§ TO DO
Transcribe the material in full, exactly as written.

§ STORED RECORDS
----

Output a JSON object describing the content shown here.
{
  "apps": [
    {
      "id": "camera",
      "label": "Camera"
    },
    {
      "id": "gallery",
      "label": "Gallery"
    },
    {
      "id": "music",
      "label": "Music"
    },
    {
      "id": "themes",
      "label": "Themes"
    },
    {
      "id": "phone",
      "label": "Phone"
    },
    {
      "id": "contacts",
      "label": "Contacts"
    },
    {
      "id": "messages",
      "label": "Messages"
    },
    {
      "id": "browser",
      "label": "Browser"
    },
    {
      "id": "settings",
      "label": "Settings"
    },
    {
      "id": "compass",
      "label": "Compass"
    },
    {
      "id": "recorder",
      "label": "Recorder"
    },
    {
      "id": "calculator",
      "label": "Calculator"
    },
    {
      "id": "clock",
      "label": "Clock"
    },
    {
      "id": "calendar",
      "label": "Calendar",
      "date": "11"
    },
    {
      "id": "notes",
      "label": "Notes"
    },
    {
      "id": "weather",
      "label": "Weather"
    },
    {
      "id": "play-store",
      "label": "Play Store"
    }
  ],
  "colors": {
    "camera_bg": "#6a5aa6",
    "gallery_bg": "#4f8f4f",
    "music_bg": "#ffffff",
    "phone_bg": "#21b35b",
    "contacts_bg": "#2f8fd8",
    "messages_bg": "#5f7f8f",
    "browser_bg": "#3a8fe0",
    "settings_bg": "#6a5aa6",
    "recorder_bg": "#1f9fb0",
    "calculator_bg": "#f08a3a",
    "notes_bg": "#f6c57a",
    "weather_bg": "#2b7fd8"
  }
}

----

§ SOLUTION FOR THIS TASK
Output a JSON object describing the content shown here.
{
  "apps": [
    {
      "id": "camera",
      "label": "Camera"
    },
    {
      "id": "gallery",
      "label": "Gallery"
    },
    {
      "id": "music",
      "label": "Music"
    },
    {
      "id": "themes",
      "label": "Themes"
    },
    {
      "id": "phone",
      "label": "Phone"
    },
    {
      "id": "contacts",
      "label": "Contacts"
    },
    {
      "id": "messages",
      "label": "Messages"
    },
    {
      "id": "browser",
      "label": "Browser"
    },
    {
      "id": "settings",
      "label": "Settings"
    },
    {
      "id": "compass",
      "label": "Compass"
    },
    {
      "id": "recorder",
      "label": "Recorder"
    },
    {
      "id": "calculator",
      "label": "Calculator"
    },
    {
      "id": "clock",
      "label": "Clock"
    },
    {
      "id": "calendar",
      "label": "Calendar",
      "date": "11"
    },
    {
      "id": "notes",
      "label": "Notes"
    },
    {
      "id": "weather",
      "label": "Weather"
    },
    {
      "id": "play-store",
      "label": "Play Store"
    }
  ],
  "colors": {
    "camera_bg": "#6a5aa6",
    "gallery_bg": "#4f8f4f",
    "music_bg": "#ffffff",
    "phone_bg": "#21b35b",
    "contacts_bg": "#2f8fd8",
    "messages_bg": "#5f7f8f",
    "browser_bg": "#3a8fe0",
    "settings_bg": "#6a5aa6",
    "recorder_bg": "#1f9fb0",
    "calculator_bg": "#f08a3a",
    "notes_bg": "#f6c57a",
    "weather_bg": "#2b7fd8"
  }
}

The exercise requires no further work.